Stored data

—————

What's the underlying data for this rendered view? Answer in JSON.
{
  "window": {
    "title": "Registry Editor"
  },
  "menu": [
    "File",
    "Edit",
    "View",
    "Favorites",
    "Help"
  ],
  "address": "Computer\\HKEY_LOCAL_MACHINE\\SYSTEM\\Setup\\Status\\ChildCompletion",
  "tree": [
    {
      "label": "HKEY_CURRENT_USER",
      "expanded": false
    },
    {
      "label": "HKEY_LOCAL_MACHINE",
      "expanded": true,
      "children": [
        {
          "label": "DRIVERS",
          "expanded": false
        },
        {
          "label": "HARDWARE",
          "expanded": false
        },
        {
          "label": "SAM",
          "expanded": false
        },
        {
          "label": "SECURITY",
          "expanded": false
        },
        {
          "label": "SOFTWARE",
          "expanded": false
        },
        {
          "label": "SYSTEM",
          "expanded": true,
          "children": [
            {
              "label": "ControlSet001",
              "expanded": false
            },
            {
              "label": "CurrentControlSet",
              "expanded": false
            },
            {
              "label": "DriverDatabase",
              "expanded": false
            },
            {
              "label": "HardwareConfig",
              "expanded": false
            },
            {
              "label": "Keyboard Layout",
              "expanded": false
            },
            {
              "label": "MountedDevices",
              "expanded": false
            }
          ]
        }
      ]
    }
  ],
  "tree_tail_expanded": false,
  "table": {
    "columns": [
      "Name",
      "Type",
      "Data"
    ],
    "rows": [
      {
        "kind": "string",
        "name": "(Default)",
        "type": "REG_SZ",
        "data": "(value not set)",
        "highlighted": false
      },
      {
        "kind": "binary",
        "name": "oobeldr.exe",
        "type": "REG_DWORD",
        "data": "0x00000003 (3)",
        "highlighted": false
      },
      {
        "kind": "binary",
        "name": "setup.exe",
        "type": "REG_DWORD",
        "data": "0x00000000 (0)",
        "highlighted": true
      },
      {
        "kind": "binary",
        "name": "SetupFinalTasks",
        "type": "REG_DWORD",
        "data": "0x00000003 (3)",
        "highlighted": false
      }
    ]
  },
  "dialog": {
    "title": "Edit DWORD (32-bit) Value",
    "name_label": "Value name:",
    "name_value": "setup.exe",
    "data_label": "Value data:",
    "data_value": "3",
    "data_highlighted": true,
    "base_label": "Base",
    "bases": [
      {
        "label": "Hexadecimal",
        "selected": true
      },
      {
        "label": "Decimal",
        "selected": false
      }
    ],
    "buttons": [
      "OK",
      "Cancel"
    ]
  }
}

—————

(Aim of the task): Exactly reproduce every line of the records.

(The reply):
What's the underlying data for this rendered view? Answer in JSON.
{
  "window": {
    "title": "Registry Editor"
  },
  "menu": [
    "File",
    "Edit",
    "View",
    "Favorites",
    "Help"
  ],
  "address": "Computer\\HKEY_LOCAL_MACHINE\\SYSTEM\\Setup\\Status\\ChildCompletion",
  "tree": [
    {
      "label": "HKEY_CURRENT_USER",
      "expanded": false
    },
    {
      "label": "HKEY_LOCAL_MACHINE",
      "expanded": true,
      "children": [
        {
          "label": "DRIVERS",
          "expanded": false
        },
        {
          "label": "HARDWARE",
          "expanded": false
        },
        {
          "label": "SAM",
          "expanded": false
        },
        {
          "label": "SECURITY",
          "expanded": false
        },
        {
          "label": "SOFTWARE",
          "expanded": false
        },
        {
          "label": "SYSTEM",
          "expanded": true,
          "children": [
            {
              "label": "ControlSet001",
              "expanded": false
            },
            {
              "label": "CurrentControlSet",
              "expanded": false
            },
            {
              "label": "DriverDatabase",
              "expanded": false
            },
            {
              "label": "HardwareConfig",
              "expanded": false
            },
            {
              "label": "Keyboard Layout",
              "expanded": false
            },
            {
              "label": "MountedDevices",
              "expanded": false
            }
          ]
        }
      ]
    }
  ],
  "tree_tail_expanded": false,
  "table": {
    "columns": [
      "Name",
      "Type",
      "Data"
    ],
    "rows": [
      {
        "kind": "string",
        "name": "(Default)",
        "type": "REG_SZ",
        "data": "(value not set)",
        "highlighted": false
      },
      {
        "kind": "binary",
        "name": "oobeldr.exe",
        "type": "REG_DWORD",
        "data": "0x00000003 (3)",
        "highlighted": false
      },
      {
        "kind": "binary",
        "name": "setup.exe",
        "type": "REG_DWORD",
        "data": "0x00000000 (0)",
        "highlighted": true
      },
      {
        "kind": "binary",
        "name": "SetupFinalTasks",
        "type": "REG_DWORD",
        "data": "0x00000003 (3)",
        "highlighted": false
      }
    ]
  },
  "dialog": {
    "title": "Edit DWORD (32-bit) Value",
    "name_label": "Value name:",
    "name_value": "setup.exe",
    "data_label": "Value data:",
    "data_value": "3",
    "data_highlighted": true,
    "base_label": "Base",
    "bases": [
      {
        "label": "Hexadecimal",
        "selected": true
      },
      {
        "label": "Decimal",
        "selected": false
      }
    ],
    "buttons": [
      "OK",
      "Cancel"
    ]
  }
}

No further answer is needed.